▸ EXERCISE TASK
Read the data and repeat it in full, exactly.

(Data entries)
══════════

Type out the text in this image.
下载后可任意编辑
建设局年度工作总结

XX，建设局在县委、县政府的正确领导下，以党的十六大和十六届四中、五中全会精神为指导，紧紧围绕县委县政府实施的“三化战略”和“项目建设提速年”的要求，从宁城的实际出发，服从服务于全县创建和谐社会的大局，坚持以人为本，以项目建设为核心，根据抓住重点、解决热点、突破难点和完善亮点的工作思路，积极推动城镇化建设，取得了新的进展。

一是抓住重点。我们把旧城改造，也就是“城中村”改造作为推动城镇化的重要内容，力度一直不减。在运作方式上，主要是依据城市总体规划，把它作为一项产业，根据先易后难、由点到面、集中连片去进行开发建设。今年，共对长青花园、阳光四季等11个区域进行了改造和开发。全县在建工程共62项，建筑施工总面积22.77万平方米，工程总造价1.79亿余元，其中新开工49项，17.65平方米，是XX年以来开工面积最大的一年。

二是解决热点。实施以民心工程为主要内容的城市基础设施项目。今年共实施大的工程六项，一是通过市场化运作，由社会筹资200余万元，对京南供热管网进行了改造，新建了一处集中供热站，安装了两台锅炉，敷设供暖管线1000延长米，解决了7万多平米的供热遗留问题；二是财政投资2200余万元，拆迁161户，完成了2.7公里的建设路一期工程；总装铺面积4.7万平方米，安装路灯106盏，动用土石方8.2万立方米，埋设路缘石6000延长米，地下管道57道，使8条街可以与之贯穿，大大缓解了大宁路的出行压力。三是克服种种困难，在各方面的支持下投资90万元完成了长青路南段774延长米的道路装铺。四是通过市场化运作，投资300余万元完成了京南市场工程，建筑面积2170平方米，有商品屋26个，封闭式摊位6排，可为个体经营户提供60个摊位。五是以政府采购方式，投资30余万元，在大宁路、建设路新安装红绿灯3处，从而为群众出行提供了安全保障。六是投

══════════

▸ WRITTEN SOLUTION
Type out the text in this image.
下载后可任意编辑
建设局年度工作总结

XX，建设局在县委、县政府的正确领导下，以党的十六大和十六届四中、五中全会精神为指导，紧紧围绕县委县政府实施的“三化战略”和“项目建设提速年”的要求，从宁城的实际出发，服从服务于全县创建和谐社会的大局，坚持以人为本，以项目建设为核心，根据抓住重点、解决热点、突破难点和完善亮点的工作思路，积极推动城镇化建设，取得了新的进展。

一是抓住重点。我们把旧城改造，也就是“城中村”改造作为推动城镇化的重要内容，力度一直不减。在运作方式上，主要是依据城市总体规划，把它作为一项产业，根据先易后难、由点到面、集中连片去进行开发建设。今年，共对长青花园、阳光四季等11个区域进行了改造和开发。全县在建工程共62项，建筑施工总面积22.77万平方米，工程总造价1.79亿余元，其中新开工49项，17.65平方米，是XX年以来开工面积最大的一年。

二是解决热点。实施以民心工程为主要内容的城市基础设施项目。今年共实施大的工程六项，一是通过市场化运作，由社会筹资200余万元，对京南供热管网进行了改造，新建了一处集中供热站，安装了两台锅炉，敷设供暖管线1000延长米，解决了7万多平米的供热遗留问题；二是财政投资2200余万元，拆迁161户，完成了2.7公里的建设路一期工程；总装铺面积4.7万平方米，安装路灯106盏，动用土石方8.2万立方米，埋设路缘石6000延长米，地下管道57道，使8条街可以与之贯穿，大大缓解了大宁路的出行压力。三是克服种种困难，在各方面的支持下投资90万元完成了长青路南段774延长米的道路装铺。四是通过市场化运作，投资300余万元完成了京南市场工程，建筑面积2170平方米，有商品屋26个，封闭式摊位6排，可为个体经营户提供60个摊位。五是以政府采购方式，投资30余万元，在大宁路、建设路新安装红绿灯3处，从而为群众出行提供了安全保障。六是投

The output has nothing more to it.